WHAT YOU HAVE TO DO –
Reproduce the listing below without changes, except that pictures are left out.

RECORDED DATA –
#####

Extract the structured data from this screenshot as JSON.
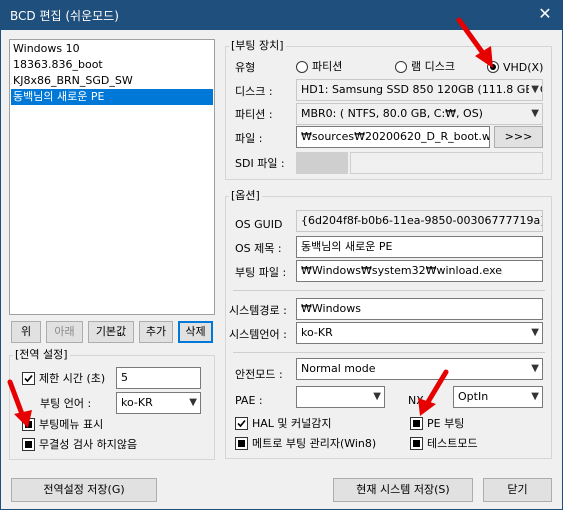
{
  "window": {
    "title": "BCD 편집 (쉬운모드)",
    "close_glyph": "✕"
  },
  "entries": [
    "Windows 10",
    "18363.836_boot",
    "KJ8x86_BRN_SGD_SW",
    "동백님의 새로운 PE"
  ],
  "list_buttons": {
    "up": "위",
    "down": "아래",
    "default": "기본값",
    "add": "추가",
    "delete": "삭제"
  },
  "global": {
    "group_label": "[전역 설정]",
    "timeout_label": "제한 시간 (초)",
    "timeout_value": "5",
    "boot_lang_label": "부팅 언어 :",
    "boot_lang_value": "ko-KR",
    "show_menu_label": "부팅메뉴 표시",
    "no_integrity_label": "무결성 검사 하지않음",
    "save_label": "전역설정 저장(G)"
  },
  "boot_device": {
    "group_label": "[부팅 장치]",
    "type_label": "유형",
    "type_options": [
      "파티션",
      "램 디스크",
      "VHD(X)"
    ],
    "disk_label": "디스크 :",
    "disk_value": "HD1: Samsung SSD 850 120GB (111.8 GB, C: D",
    "partition_label": "파티션 :",
    "partition_value": "MBR0: ( NTFS,  80.0 GB, C:₩, OS)",
    "file_label": "파일 :",
    "file_value": "₩sources₩20200620_D_R_boot.wim",
    "browse_label": ">>>",
    "sdi_label": "SDI 파일 :"
  },
  "options": {
    "group_label": "[옵션]",
    "guid_label": "OS GUID",
    "guid_value": "{6d204f8f-b0b6-11ea-9850-00306777719a}",
    "title_label": "OS 제목 :",
    "title_value": "동백님의 새로운 PE",
    "boot_file_label": "부팅 파일 :",
    "boot_file_value": "₩Windows₩system32₩winload.exe",
    "sysroot_label": "시스템경로 :",
    "sysroot_value": "₩Windows",
    "syslang_label": "시스템언어 :",
    "syslang_value": "ko-KR",
    "safemode_label": "안전모드 :",
    "safemode_value": "Normal mode",
    "pae_label": "PAE :",
    "pae_value": "",
    "nx_label": "NX",
    "nx_value": "OptIn",
    "hal_label": "HAL 및 커널감지",
    "pe_boot_label": "PE 부팅",
    "metro_label": "메트로 부팅 관리자(Win8)",
    "testmode_label": "테스트모드"
  },
  "footer": {
    "save_system_label": "현재 시스템 저장(S)",
    "close_label": "닫기"
  },
  "colors": {
    "titlebar": "#1f4f7c",
    "selection": "#0078d7",
    "annotation_arrow": "#e60000"
  }
}
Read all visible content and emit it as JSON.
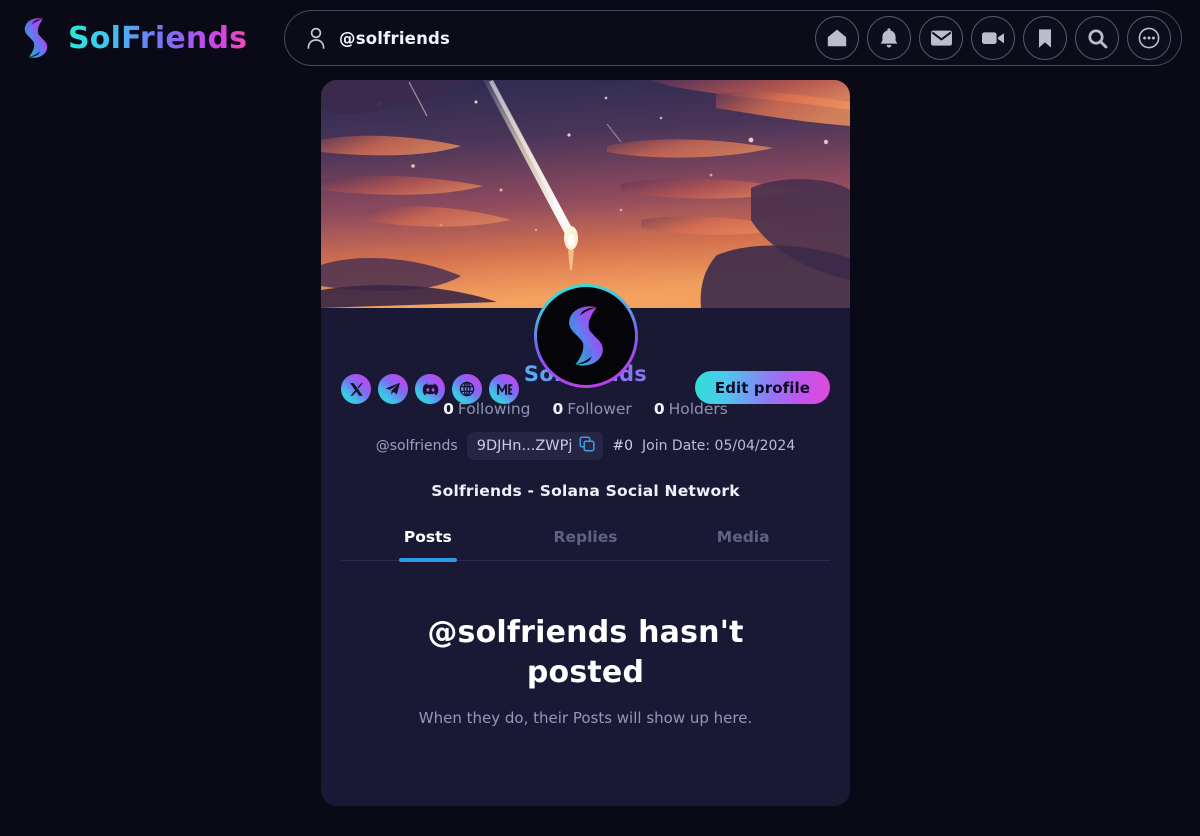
{
  "header": {
    "brand_name": "SolFriends",
    "brand_logo_icon": "solfriends-logo-icon",
    "user_icon": "person-icon",
    "user_handle": "@solfriends",
    "nav_icons": [
      {
        "name": "home-icon",
        "label": "Home"
      },
      {
        "name": "bell-icon",
        "label": "Notifications"
      },
      {
        "name": "envelope-icon",
        "label": "Messages"
      },
      {
        "name": "video-camera-icon",
        "label": "Video"
      },
      {
        "name": "bookmark-icon",
        "label": "Bookmarks"
      },
      {
        "name": "search-icon",
        "label": "Search"
      },
      {
        "name": "more-dots-icon",
        "label": "More"
      }
    ]
  },
  "profile": {
    "avatar_icon": "solfriends-avatar-icon",
    "banner_alt": "Anime sunset sky with comet streaking toward horizon",
    "socials": [
      {
        "name": "x-twitter-icon",
        "label": "X"
      },
      {
        "name": "telegram-icon",
        "label": "Telegram"
      },
      {
        "name": "discord-icon",
        "label": "Discord"
      },
      {
        "name": "globe-website-icon",
        "label": "Website"
      },
      {
        "name": "magic-eden-icon",
        "label": "Magic Eden"
      }
    ],
    "edit_button_label": "Edit profile",
    "display_name": "Solfriends",
    "stats": [
      {
        "count": "0",
        "label": "Following"
      },
      {
        "count": "0",
        "label": "Follower"
      },
      {
        "count": "0",
        "label": "Holders"
      }
    ],
    "handle": "@solfriends",
    "wallet_address": "9DJHn...ZWPj",
    "copy_icon": "copy-icon",
    "token_id": "#0",
    "join_date": "Join Date: 05/04/2024",
    "bio": "Solfriends - Solana Social Network"
  },
  "tabs": [
    {
      "label": "Posts",
      "active": true
    },
    {
      "label": "Replies",
      "active": false
    },
    {
      "label": "Media",
      "active": false
    }
  ],
  "empty_state": {
    "title": "@solfriends hasn't posted",
    "subtitle": "When they do, their Posts will show up here."
  },
  "colors": {
    "page_background": "#0a0a16",
    "card_background": "#1a1935",
    "accent_cyan": "#2ee6d6",
    "accent_magenta": "#e04ad8",
    "tab_underline": "#2f9ae8",
    "muted_text": "#8e93ad"
  }
}
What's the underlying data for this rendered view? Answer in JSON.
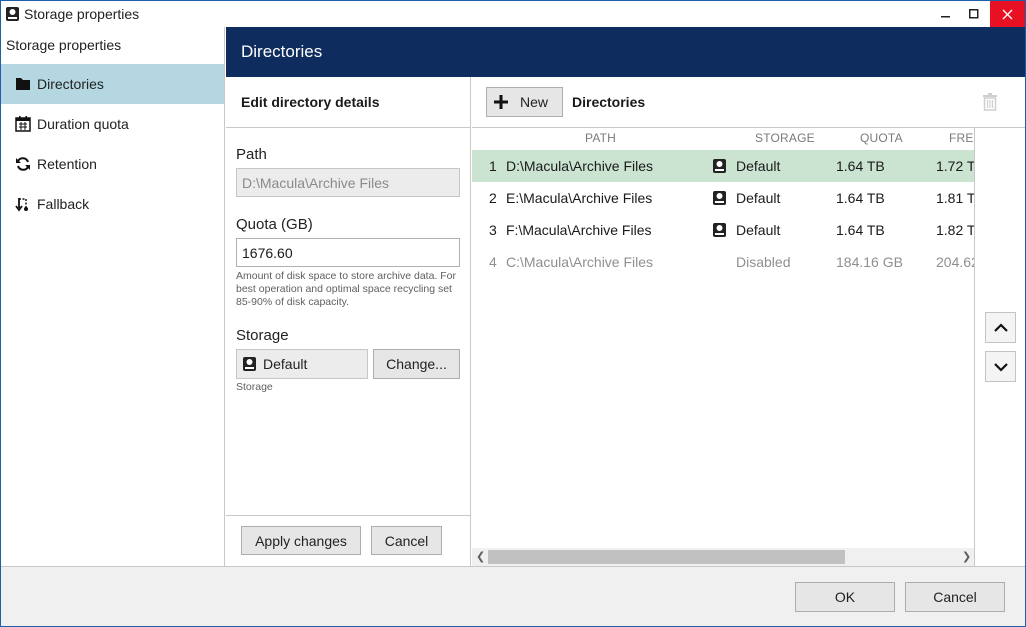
{
  "window": {
    "title": "Storage properties",
    "accent_color": "#0e2c5e",
    "close_color": "#e81123"
  },
  "sidebar": {
    "title": "Storage properties",
    "items": [
      {
        "label": "Directories",
        "icon": "folder-icon",
        "active": true
      },
      {
        "label": "Duration quota",
        "icon": "calendar-icon",
        "active": false
      },
      {
        "label": "Retention",
        "icon": "refresh-icon",
        "active": false
      },
      {
        "label": "Fallback",
        "icon": "fallback-icon",
        "active": false
      }
    ]
  },
  "header": {
    "title": "Directories"
  },
  "edit": {
    "title": "Edit directory details",
    "path_label": "Path",
    "path_value": "D:\\Macula\\Archive Files",
    "quota_label": "Quota (GB)",
    "quota_value": "1676.60",
    "quota_hint": "Amount of disk space to store archive data. For best operation and optimal space recycling set 85-90% of disk capacity.",
    "storage_label": "Storage",
    "storage_value": "Default",
    "change_label": "Change...",
    "storage_hint": "Storage",
    "apply_label": "Apply changes",
    "cancel_label": "Cancel"
  },
  "list": {
    "new_label": "New",
    "title": "Directories",
    "columns": [
      "PATH",
      "STORAGE",
      "QUOTA",
      "FREE"
    ],
    "rows": [
      {
        "num": "1",
        "path": "D:\\Macula\\Archive Files",
        "storage": "Default",
        "quota": "1.64 TB",
        "free": "1.72 T",
        "selected": true,
        "disabled": false
      },
      {
        "num": "2",
        "path": "E:\\Macula\\Archive Files",
        "storage": "Default",
        "quota": "1.64 TB",
        "free": "1.81 T",
        "selected": false,
        "disabled": false
      },
      {
        "num": "3",
        "path": "F:\\Macula\\Archive Files",
        "storage": "Default",
        "quota": "1.64 TB",
        "free": "1.82 T",
        "selected": false,
        "disabled": false
      },
      {
        "num": "4",
        "path": "C:\\Macula\\Archive Files",
        "storage": "Disabled",
        "quota": "184.16 GB",
        "free": "204.62",
        "selected": false,
        "disabled": true
      }
    ],
    "selected_row_color": "#cbe3d1"
  },
  "footer": {
    "ok_label": "OK",
    "cancel_label": "Cancel"
  }
}
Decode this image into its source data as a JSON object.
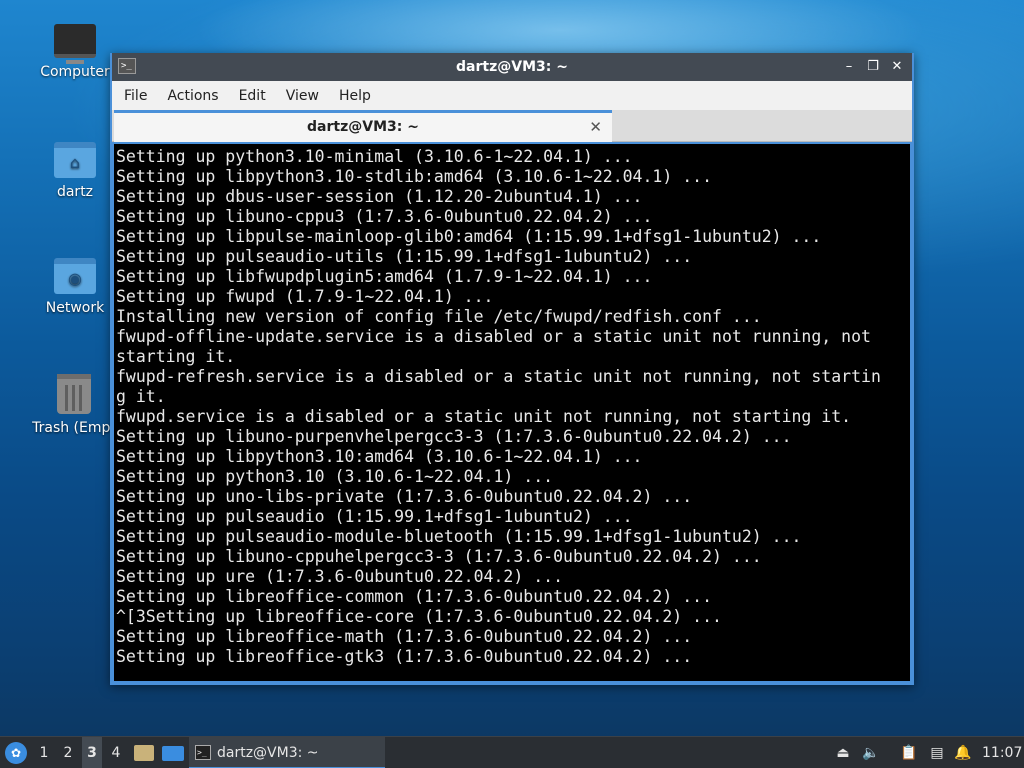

#####

THE SOLUTION –
Extract the structured data from this screenshot as JSON.
{
  "window": {
    "title": "BCD 편집 (쉬운모드)",
    "close_glyph": "✕"
  },
  "entries": [
    "Windows 10",
    "18363.836_boot",
    "KJ8x86_BRN_SGD_SW",
    "동백님의 새로운 PE"
  ],
  "list_buttons": {
    "up": "위",
    "down": "아래",
    "default": "기본값",
    "add": "추가",
    "delete": "삭제"
  },
  "global": {
    "group_label": "[전역 설정]",
    "timeout_label": "제한 시간 (초)",
    "timeout_value": "5",
    "boot_lang_label": "부팅 언어 :",
    "boot_lang_value": "ko-KR",
    "show_menu_label": "부팅메뉴 표시",
    "no_integrity_label": "무결성 검사 하지않음",
    "save_label": "전역설정 저장(G)"
  },
  "boot_device": {
    "group_label": "[부팅 장치]",
    "type_label": "유형",
    "type_options": [
      "파티션",
      "램 디스크",
      "VHD(X)"
    ],
    "disk_label": "디스크 :",
    "disk_value": "HD1: Samsung SSD 850 120GB (111.8 GB, C: D",
    "partition_label": "파티션 :",
    "partition_value": "MBR0: ( NTFS,  80.0 GB, C:₩, OS)",
    "file_label": "파일 :",
    "file_value": "₩sources₩20200620_D_R_boot.wim",
    "browse_label": ">>>",
    "sdi_label": "SDI 파일 :"
  },
  "options": {
    "group_label": "[옵션]",
    "guid_label": "OS GUID",
    "guid_value": "{6d204f8f-b0b6-11ea-9850-00306777719a}",
    "title_label": "OS 제목 :",
    "title_value": "동백님의 새로운 PE",
    "boot_file_label": "부팅 파일 :",
    "boot_file_value": "₩Windows₩system32₩winload.exe",
    "sysroot_label": "시스템경로 :",
    "sysroot_value": "₩Windows",
    "syslang_label": "시스템언어 :",
    "syslang_value": "ko-KR",
    "safemode_label": "안전모드 :",
    "safemode_value": "Normal mode",
    "pae_label": "PAE :",
    "pae_value": "",
    "nx_label": "NX",
    "nx_value": "OptIn",
    "hal_label": "HAL 및 커널감지",
    "pe_boot_label": "PE 부팅",
    "metro_label": "메트로 부팅 관리자(Win8)",
    "testmode_label": "테스트모드"
  },
  "footer": {
    "save_system_label": "현재 시스템 저장(S)",
    "close_label": "닫기"
  },
  "colors": {
    "titlebar": "#1f4f7c",
    "selection": "#0078d7",
    "annotation_arrow": "#e60000"
  }
}
Read all visible content and emit it as JSON.
{
  "header": {
    "brand_name": "SolFriends",
    "brand_logo_icon": "solfriends-logo-icon",
    "user_icon": "person-icon",
    "user_handle": "@solfriends",
    "nav_icons": [
      {
        "name": "home-icon",
        "label": "Home"
      },
      {
        "name": "bell-icon",
        "label": "Notifications"
      },
      {
        "name": "envelope-icon",
        "label": "Messages"
      },
      {
        "name": "video-camera-icon",
        "label": "Video"
      },
      {
        "name": "bookmark-icon",
        "label": "Bookmarks"
      },
      {
        "name": "search-icon",
        "label": "Search"
      },
      {
        "name": "more-dots-icon",
        "label": "More"
      }
    ]
  },
  "profile": {
    "avatar_icon": "solfriends-avatar-icon",
    "banner_alt": "Anime sunset sky with comet streaking toward horizon",
    "socials": [
      {
        "name": "x-twitter-icon",
        "label": "X"
      },
      {
        "name": "telegram-icon",
        "label": "Telegram"
      },
      {
        "name": "discord-icon",
        "label": "Discord"
      },
      {
        "name": "globe-website-icon",
        "label": "Website"
      },
      {
        "name": "magic-eden-icon",
        "label": "Magic Eden"
      }
    ],
    "edit_button_label": "Edit profile",
    "display_name": "Solfriends",
    "stats": [
      {
        "count": "0",
        "label": "Following"
      },
      {
        "count": "0",
        "label": "Follower"
      },
      {
        "count": "0",
        "label": "Holders"
      }
    ],
    "handle": "@solfriends",
    "wallet_address": "9DJHn...ZWPj",
    "copy_icon": "copy-icon",
    "token_id": "#0",
    "join_date": "Join Date: 05/04/2024",
    "bio": "Solfriends - Solana Social Network"
  },
  "tabs": [
    {
      "label": "Posts",
      "active": true
    },
    {
      "label": "Replies",
      "active": false
    },
    {
      "label": "Media",
      "active": false
    }
  ],
  "empty_state": {
    "title": "@solfriends hasn't posted",
    "subtitle": "When they do, their Posts will show up here."
  },
  "colors": {
    "page_background": "#0a0a16",
    "card_background": "#1a1935",
    "accent_cyan": "#2ee6d6",
    "accent_magenta": "#e04ad8",
    "tab_underline": "#2f9ae8",
    "muted_text": "#8e93ad"
  }
}
What's the underlying data for this rendered view? Answer in JSON.
{
  "window": {
    "title": "Storage properties",
    "accent_color": "#0e2c5e",
    "close_color": "#e81123"
  },
  "sidebar": {
    "title": "Storage properties",
    "items": [
      {
        "label": "Directories",
        "icon": "folder-icon",
        "active": true
      },
      {
        "label": "Duration quota",
        "icon": "calendar-icon",
        "active": false
      },
      {
        "label": "Retention",
        "icon": "refresh-icon",
        "active": false
      },
      {
        "label": "Fallback",
        "icon": "fallback-icon",
        "active": false
      }
    ]
  },
  "header": {
    "title": "Directories"
  },
  "edit": {
    "title": "Edit directory details",
    "path_label": "Path",
    "path_value": "D:\\Macula\\Archive Files",
    "quota_label": "Quota (GB)",
    "quota_value": "1676.60",
    "quota_hint": "Amount of disk space to store archive data. For best operation and optimal space recycling set 85-90% of disk capacity.",
    "storage_label": "Storage",
    "storage_value": "Default",
    "change_label": "Change...",
    "storage_hint": "Storage",
    "apply_label": "Apply changes",
    "cancel_label": "Cancel"
  },
  "list": {
    "new_label": "New",
    "title": "Directories",
    "columns": [
      "PATH",
      "STORAGE",
      "QUOTA",
      "FREE"
    ],
    "rows": [
      {
        "num": "1",
        "path": "D:\\Macula\\Archive Files",
        "storage": "Default",
        "quota": "1.64 TB",
        "free": "1.72 T",
        "selected": true,
        "disabled": false
      },
      {
        "num": "2",
        "path": "E:\\Macula\\Archive Files",
        "storage": "Default",
        "quota": "1.64 TB",
        "free": "1.81 T",
        "selected": false,
        "disabled": false
      },
      {
        "num": "3",
        "path": "F:\\Macula\\Archive Files",
        "storage": "Default",
        "quota": "1.64 TB",
        "free": "1.82 T",
        "selected": false,
        "disabled": false
      },
      {
        "num": "4",
        "path": "C:\\Macula\\Archive Files",
        "storage": "Disabled",
        "quota": "184.16 GB",
        "free": "204.62",
        "selected": false,
        "disabled": true
      }
    ],
    "selected_row_color": "#cbe3d1"
  },
  "footer": {
    "ok_label": "OK",
    "cancel_label": "Cancel"
  }
}
Decode this image into its source data as a JSON object.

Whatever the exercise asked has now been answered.